Locate every line in the records below that contains the word "icon", and copy each one.
===== INFORMATION PROVIDED
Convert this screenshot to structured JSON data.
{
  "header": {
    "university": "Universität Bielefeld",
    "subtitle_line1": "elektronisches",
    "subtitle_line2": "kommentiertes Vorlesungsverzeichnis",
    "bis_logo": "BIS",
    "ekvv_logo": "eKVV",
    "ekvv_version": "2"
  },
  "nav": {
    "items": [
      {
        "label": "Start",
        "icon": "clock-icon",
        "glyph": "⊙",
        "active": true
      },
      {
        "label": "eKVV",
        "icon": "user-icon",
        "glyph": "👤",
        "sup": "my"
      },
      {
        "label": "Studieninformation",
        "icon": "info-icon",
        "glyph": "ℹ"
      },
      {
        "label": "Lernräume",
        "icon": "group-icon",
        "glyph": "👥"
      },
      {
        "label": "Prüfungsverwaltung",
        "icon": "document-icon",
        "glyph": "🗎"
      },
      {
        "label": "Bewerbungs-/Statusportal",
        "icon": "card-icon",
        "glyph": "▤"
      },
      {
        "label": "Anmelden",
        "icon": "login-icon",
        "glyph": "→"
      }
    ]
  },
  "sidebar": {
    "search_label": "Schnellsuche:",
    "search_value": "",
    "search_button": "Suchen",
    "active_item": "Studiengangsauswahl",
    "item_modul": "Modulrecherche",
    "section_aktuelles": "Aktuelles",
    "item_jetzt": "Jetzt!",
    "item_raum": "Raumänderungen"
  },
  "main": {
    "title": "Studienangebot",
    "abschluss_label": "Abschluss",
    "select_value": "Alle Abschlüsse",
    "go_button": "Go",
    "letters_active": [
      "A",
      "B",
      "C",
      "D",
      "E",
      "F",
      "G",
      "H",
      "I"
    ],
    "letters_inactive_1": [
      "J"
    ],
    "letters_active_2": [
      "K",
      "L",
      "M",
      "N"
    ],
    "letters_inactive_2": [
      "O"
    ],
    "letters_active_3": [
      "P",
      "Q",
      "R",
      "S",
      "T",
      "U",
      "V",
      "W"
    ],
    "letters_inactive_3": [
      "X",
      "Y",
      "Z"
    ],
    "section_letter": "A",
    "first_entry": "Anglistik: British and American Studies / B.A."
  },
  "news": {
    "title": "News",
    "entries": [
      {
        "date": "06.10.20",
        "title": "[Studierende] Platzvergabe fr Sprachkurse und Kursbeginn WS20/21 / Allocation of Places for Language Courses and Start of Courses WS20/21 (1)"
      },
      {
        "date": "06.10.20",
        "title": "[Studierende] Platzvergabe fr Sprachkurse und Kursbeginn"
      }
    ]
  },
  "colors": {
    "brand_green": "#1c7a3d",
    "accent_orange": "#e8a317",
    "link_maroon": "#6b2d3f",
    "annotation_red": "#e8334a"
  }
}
==========
CORRECT OUTPUT:
        "icon": "clock-icon",
        "icon": "user-icon",
        "icon": "info-icon",
        "icon": "group-icon",
        "icon": "document-icon",
        "icon": "card-icon",
        "icon": "login-icon",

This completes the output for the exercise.